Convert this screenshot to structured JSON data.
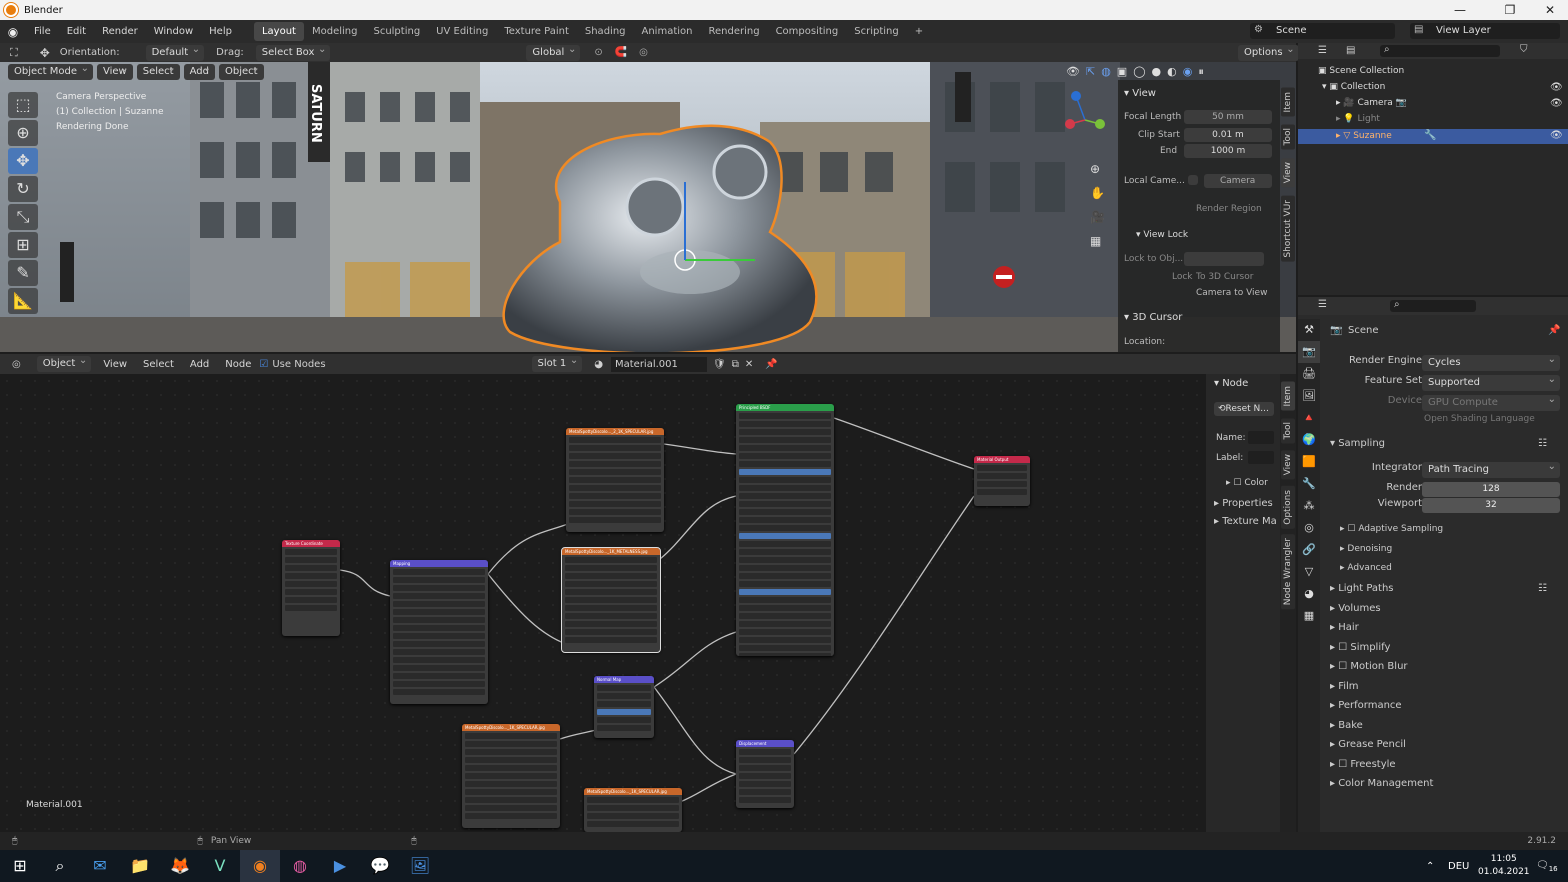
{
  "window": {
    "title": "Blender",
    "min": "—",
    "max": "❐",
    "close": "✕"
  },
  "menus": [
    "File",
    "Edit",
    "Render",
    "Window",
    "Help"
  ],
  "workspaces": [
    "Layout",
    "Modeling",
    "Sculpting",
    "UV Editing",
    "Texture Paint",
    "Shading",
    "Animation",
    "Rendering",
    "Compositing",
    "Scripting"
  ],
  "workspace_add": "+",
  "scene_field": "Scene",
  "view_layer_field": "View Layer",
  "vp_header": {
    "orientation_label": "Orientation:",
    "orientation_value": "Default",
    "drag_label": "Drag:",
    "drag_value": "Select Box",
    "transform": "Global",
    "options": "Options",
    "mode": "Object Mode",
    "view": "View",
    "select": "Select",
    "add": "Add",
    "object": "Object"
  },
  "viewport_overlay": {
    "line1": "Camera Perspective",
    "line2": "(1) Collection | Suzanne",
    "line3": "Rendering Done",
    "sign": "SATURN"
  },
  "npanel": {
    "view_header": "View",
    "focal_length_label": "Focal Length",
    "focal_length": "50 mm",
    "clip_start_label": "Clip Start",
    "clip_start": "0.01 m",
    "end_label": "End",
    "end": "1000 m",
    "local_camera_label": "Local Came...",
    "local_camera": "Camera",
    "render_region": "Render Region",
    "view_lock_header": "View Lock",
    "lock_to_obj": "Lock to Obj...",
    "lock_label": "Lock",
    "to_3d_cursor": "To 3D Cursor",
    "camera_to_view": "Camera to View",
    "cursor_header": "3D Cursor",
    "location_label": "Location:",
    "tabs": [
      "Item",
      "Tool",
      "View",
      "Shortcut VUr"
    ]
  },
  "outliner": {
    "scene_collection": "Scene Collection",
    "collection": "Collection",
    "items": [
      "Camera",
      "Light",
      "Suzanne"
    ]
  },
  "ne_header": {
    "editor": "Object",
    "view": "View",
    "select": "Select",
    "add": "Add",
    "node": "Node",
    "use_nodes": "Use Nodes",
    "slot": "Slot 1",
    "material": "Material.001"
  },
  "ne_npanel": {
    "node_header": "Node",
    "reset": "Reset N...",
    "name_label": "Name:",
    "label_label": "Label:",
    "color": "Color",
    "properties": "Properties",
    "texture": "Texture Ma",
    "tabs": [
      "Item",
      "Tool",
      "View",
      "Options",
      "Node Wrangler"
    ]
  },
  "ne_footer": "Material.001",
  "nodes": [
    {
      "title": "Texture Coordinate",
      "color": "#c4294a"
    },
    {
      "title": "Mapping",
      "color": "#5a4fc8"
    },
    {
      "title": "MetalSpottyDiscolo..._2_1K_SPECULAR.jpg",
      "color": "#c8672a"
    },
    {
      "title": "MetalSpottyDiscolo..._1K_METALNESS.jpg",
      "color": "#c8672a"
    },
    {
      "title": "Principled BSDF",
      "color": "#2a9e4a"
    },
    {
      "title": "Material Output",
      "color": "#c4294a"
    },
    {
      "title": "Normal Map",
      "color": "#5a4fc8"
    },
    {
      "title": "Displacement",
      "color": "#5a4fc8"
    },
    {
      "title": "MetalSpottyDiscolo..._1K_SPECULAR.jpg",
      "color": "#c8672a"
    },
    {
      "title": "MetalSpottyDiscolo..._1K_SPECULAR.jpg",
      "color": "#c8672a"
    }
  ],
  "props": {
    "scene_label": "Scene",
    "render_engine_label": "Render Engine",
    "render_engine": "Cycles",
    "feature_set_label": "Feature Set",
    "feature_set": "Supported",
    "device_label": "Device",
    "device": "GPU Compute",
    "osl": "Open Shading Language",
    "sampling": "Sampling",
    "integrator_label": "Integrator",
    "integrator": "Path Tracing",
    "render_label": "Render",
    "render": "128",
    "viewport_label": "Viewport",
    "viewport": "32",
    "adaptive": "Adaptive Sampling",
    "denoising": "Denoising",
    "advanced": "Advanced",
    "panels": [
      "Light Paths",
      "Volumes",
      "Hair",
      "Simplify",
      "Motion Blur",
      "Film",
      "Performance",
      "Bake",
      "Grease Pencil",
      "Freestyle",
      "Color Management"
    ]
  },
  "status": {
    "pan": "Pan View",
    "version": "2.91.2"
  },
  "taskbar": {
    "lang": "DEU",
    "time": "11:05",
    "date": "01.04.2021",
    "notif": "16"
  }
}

__________

[Exercise directions]: Exclude the pictures. Write out the remaining data exactly.

[Reply to the exercise]:
Convert this screenshot to structured JSON data.
{
  "window": {
    "title": "Blender",
    "min": "—",
    "max": "❐",
    "close": "✕"
  },
  "menus": [
    "File",
    "Edit",
    "Render",
    "Window",
    "Help"
  ],
  "workspaces": [
    "Layout",
    "Modeling",
    "Sculpting",
    "UV Editing",
    "Texture Paint",
    "Shading",
    "Animation",
    "Rendering",
    "Compositing",
    "Scripting"
  ],
  "workspace_add": "+",
  "scene_field": "Scene",
  "view_layer_field": "View Layer",
  "vp_header": {
    "orientation_label": "Orientation:",
    "orientation_value": "Default",
    "drag_label": "Drag:",
    "drag_value": "Select Box",
    "transform": "Global",
    "options": "Options",
    "mode": "Object Mode",
    "view": "View",
    "select": "Select",
    "add": "Add",
    "object": "Object"
  },
  "viewport_overlay": {
    "line1": "Camera Perspective",
    "line2": "(1) Collection | Suzanne",
    "line3": "Rendering Done",
    "sign": "SATURN"
  },
  "npanel": {
    "view_header": "View",
    "focal_length_label": "Focal Length",
    "focal_length": "50 mm",
    "clip_start_label": "Clip Start",
    "clip_start": "0.01 m",
    "end_label": "End",
    "end": "1000 m",
    "local_camera_label": "Local Came...",
    "local_camera": "Camera",
    "render_region": "Render Region",
    "view_lock_header": "View Lock",
    "lock_to_obj": "Lock to Obj...",
    "lock_label": "Lock",
    "to_3d_cursor": "To 3D Cursor",
    "camera_to_view": "Camera to View",
    "cursor_header": "3D Cursor",
    "location_label": "Location:",
    "tabs": [
      "Item",
      "Tool",
      "View",
      "Shortcut VUr"
    ]
  },
  "outliner": {
    "scene_collection": "Scene Collection",
    "collection": "Collection",
    "items": [
      "Camera",
      "Light",
      "Suzanne"
    ]
  },
  "ne_header": {
    "editor": "Object",
    "view": "View",
    "select": "Select",
    "add": "Add",
    "node": "Node",
    "use_nodes": "Use Nodes",
    "slot": "Slot 1",
    "material": "Material.001"
  },
  "ne_npanel": {
    "node_header": "Node",
    "reset": "Reset N...",
    "name_label": "Name:",
    "label_label": "Label:",
    "color": "Color",
    "properties": "Properties",
    "texture": "Texture Ma",
    "tabs": [
      "Item",
      "Tool",
      "View",
      "Options",
      "Node Wrangler"
    ]
  },
  "ne_footer": "Material.001",
  "nodes": [
    {
      "title": "Texture Coordinate",
      "color": "#c4294a"
    },
    {
      "title": "Mapping",
      "color": "#5a4fc8"
    },
    {
      "title": "MetalSpottyDiscolo..._2_1K_SPECULAR.jpg",
      "color": "#c8672a"
    },
    {
      "title": "MetalSpottyDiscolo..._1K_METALNESS.jpg",
      "color": "#c8672a"
    },
    {
      "title": "Principled BSDF",
      "color": "#2a9e4a"
    },
    {
      "title": "Material Output",
      "color": "#c4294a"
    },
    {
      "title": "Normal Map",
      "color": "#5a4fc8"
    },
    {
      "title": "Displacement",
      "color": "#5a4fc8"
    },
    {
      "title": "MetalSpottyDiscolo..._1K_SPECULAR.jpg",
      "color": "#c8672a"
    },
    {
      "title": "MetalSpottyDiscolo..._1K_SPECULAR.jpg",
      "color": "#c8672a"
    }
  ],
  "props": {
    "scene_label": "Scene",
    "render_engine_label": "Render Engine",
    "render_engine": "Cycles",
    "feature_set_label": "Feature Set",
    "feature_set": "Supported",
    "device_label": "Device",
    "device": "GPU Compute",
    "osl": "Open Shading Language",
    "sampling": "Sampling",
    "integrator_label": "Integrator",
    "integrator": "Path Tracing",
    "render_label": "Render",
    "render": "128",
    "viewport_label": "Viewport",
    "viewport": "32",
    "adaptive": "Adaptive Sampling",
    "denoising": "Denoising",
    "advanced": "Advanced",
    "panels": [
      "Light Paths",
      "Volumes",
      "Hair",
      "Simplify",
      "Motion Blur",
      "Film",
      "Performance",
      "Bake",
      "Grease Pencil",
      "Freestyle",
      "Color Management"
    ]
  },
  "status": {
    "pan": "Pan View",
    "version": "2.91.2"
  },
  "taskbar": {
    "lang": "DEU",
    "time": "11:05",
    "date": "01.04.2021",
    "notif": "16"
  }
}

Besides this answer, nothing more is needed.